### Instruction 1
Give each numbered section heading in the excerpt on closing conditions for the Notes, with its number.
### Instruction 2
Write the next part of the excerpt on closing conditions for the Notes, picking up after its final line.
-------- Quoted text
You shall have received a certificate dated the Closing Date
and signed by the President or a Vice President and the Treasurer
or an Assistant Treasurer of the Company, certifying that the
conditions specified in Sections 3.2 and 3.3 have been fulfilled.
3.5 Proceedings Satisfactory.
All proceedings taken in connection with the sale of the
Notes and all documents and papers relating thereto shall be
satisfactory to you and your counsel. You and your counsel shall
have received copies of such documents and papers as you or they
may reasonably request in connection therewith or as a basis for
your counsel's closing opinion, if any, all in form and substance
satisfactory to you and your counsel.
3.6 Private Placement Number.
The Company shall have obtained from Standard & Poor's
Corporation and provided to you a Private Placement Number for
the Notes.
3.7 Legal Investment.
----------------
-------- Records
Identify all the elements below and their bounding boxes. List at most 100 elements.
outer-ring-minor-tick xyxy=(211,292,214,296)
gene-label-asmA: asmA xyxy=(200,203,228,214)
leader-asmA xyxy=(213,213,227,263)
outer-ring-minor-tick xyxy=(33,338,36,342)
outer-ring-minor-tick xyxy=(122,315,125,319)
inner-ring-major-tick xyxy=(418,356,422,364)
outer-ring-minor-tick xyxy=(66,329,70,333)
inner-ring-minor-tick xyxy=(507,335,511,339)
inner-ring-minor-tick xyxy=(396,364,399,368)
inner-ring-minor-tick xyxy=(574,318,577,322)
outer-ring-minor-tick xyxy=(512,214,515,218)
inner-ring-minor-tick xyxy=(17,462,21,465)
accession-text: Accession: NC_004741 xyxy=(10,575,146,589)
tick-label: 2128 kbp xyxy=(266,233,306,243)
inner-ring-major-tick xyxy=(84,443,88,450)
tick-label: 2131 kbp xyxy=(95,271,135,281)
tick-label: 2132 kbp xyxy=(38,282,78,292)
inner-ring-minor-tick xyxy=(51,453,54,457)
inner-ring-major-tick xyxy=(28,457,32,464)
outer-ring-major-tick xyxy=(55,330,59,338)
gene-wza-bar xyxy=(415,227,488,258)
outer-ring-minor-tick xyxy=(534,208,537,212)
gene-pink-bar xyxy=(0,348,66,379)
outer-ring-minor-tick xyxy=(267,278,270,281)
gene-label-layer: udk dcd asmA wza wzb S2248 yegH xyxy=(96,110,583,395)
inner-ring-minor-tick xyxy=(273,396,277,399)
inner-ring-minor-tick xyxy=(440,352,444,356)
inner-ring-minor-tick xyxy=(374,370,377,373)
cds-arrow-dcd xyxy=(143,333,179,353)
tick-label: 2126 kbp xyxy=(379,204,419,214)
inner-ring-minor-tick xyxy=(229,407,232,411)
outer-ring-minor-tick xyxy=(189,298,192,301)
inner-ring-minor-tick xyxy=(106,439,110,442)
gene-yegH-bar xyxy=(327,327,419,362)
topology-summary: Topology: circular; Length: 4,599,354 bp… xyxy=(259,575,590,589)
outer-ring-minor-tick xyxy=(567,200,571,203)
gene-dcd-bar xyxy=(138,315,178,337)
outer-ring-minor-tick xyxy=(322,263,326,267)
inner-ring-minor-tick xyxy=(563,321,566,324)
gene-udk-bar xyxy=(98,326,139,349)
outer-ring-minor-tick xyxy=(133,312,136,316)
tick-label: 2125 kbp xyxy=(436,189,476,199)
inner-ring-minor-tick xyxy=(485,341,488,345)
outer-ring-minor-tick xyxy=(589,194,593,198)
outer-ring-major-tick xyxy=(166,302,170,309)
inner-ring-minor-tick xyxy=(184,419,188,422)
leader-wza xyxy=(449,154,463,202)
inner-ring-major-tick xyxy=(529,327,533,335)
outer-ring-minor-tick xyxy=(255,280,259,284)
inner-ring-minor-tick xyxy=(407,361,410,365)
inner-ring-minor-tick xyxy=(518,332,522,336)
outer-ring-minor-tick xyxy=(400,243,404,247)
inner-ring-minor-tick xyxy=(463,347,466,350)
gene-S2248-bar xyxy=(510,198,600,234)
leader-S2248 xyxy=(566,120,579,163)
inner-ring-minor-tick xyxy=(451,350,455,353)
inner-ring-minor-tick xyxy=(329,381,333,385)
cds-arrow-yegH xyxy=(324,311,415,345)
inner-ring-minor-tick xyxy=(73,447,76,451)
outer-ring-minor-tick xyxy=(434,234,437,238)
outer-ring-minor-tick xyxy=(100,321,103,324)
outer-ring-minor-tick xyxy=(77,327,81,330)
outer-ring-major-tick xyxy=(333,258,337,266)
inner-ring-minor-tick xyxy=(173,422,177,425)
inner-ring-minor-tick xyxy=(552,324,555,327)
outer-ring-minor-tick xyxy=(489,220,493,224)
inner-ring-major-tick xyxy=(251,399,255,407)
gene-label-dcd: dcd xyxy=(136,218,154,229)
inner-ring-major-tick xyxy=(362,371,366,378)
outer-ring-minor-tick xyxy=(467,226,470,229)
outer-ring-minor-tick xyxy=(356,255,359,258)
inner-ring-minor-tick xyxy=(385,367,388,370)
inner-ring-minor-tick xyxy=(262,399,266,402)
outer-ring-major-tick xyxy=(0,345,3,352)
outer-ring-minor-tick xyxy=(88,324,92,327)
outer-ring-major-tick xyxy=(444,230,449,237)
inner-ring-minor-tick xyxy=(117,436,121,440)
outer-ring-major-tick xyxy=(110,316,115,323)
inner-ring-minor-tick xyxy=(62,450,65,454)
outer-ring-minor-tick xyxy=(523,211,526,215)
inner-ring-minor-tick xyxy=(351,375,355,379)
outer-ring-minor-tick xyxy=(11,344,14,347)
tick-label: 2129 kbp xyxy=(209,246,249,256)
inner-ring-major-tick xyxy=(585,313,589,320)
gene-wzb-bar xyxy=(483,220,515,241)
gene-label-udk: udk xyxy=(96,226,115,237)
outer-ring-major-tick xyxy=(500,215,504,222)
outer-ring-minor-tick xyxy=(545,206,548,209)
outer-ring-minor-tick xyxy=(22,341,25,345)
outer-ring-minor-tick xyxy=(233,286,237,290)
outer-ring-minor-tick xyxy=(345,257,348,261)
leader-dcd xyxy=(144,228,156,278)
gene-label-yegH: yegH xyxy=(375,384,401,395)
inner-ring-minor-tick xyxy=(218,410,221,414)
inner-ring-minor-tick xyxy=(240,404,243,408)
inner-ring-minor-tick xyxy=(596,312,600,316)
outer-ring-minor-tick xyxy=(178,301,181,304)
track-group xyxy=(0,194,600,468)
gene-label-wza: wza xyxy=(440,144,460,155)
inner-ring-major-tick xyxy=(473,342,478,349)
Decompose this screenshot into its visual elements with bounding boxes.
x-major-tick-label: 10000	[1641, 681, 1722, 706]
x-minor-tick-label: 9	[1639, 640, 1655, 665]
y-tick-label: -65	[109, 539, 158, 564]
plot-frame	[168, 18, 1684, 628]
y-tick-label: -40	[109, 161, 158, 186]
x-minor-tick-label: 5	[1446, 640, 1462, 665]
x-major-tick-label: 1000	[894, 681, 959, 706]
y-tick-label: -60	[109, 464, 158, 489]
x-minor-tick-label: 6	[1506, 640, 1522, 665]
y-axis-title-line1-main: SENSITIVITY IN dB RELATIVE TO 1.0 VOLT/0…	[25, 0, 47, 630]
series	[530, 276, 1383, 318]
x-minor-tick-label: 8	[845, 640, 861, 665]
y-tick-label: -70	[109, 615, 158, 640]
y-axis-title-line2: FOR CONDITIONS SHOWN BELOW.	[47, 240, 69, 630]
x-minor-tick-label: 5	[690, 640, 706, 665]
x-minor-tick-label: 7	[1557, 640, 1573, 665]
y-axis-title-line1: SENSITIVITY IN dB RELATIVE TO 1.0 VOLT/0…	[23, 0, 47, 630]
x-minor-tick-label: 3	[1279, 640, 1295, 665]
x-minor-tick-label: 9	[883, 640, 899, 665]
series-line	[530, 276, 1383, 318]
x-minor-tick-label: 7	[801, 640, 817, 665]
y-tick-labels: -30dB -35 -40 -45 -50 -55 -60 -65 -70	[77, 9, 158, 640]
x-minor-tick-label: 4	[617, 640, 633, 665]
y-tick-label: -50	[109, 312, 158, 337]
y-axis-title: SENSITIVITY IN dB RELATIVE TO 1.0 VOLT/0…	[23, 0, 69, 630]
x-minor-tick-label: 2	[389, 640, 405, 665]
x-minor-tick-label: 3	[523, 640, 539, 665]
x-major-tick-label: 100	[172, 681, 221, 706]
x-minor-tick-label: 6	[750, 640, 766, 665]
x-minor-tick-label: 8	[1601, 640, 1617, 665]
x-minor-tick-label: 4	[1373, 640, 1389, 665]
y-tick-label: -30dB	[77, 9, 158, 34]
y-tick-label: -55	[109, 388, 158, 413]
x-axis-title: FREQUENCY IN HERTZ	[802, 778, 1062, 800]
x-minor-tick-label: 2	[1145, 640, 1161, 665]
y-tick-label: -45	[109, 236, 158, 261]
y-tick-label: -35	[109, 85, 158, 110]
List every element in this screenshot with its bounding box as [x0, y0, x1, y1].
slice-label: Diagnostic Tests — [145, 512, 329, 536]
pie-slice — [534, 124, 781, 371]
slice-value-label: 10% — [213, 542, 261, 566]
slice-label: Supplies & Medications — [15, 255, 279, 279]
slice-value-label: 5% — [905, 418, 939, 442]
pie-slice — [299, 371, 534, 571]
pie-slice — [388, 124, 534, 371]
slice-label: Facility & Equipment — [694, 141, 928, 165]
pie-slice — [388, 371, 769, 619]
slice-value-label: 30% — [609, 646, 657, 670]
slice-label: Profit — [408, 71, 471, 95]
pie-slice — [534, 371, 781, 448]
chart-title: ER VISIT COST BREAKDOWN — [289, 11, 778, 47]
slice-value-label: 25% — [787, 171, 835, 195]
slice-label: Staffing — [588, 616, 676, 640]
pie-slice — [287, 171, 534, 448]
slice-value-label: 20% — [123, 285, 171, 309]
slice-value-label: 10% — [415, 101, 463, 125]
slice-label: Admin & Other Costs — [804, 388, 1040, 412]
----------------
### Answer 1
3.5 Proceedings Satisfactory.
3.6 Private Placement Number.
3.7 Legal Investment.

### Answer 2
Each Note to be purchased by you shall qualify as a legal
investment for life insurance companies under the New York
Insurance Law and any other law applicable to you (other than
under any "basket" or leeway provisions thereof), and the Company
shall have delivered to you such officer's certificates or other
evidence as you may request to establish compliance with this
condition.
SECTION 4. DIRECT PAYMENT
The Company agrees that, notwithstanding any provision in this
Agreement or the Notes to the contrary, it will pay all sums
becoming due to any institutional holder of Notes in the manner
provided in Exhibit A or in any other reasonable manner as any
institutional holder may designate to the Company in writing
(without presentment of or notation on the Notes).
SECTION 5. PREPAYMENTS
5.1 Required Prepayments.
(a) In addition to paying the entire remaining principal
amount and interest due on the Notes at maturity, the Company
will prepay, and there shall become due and payable,
$6,250,000.00 principal amount of the Notes on December 5 in each
year beginning on December 5, 2002 and ending December 5, 2004,
inclusive. Each such prepayment shall be at 100% of the
PAGE 11
principal amount to be prepaid, together with interest accrued
thereon to the date of prepayment.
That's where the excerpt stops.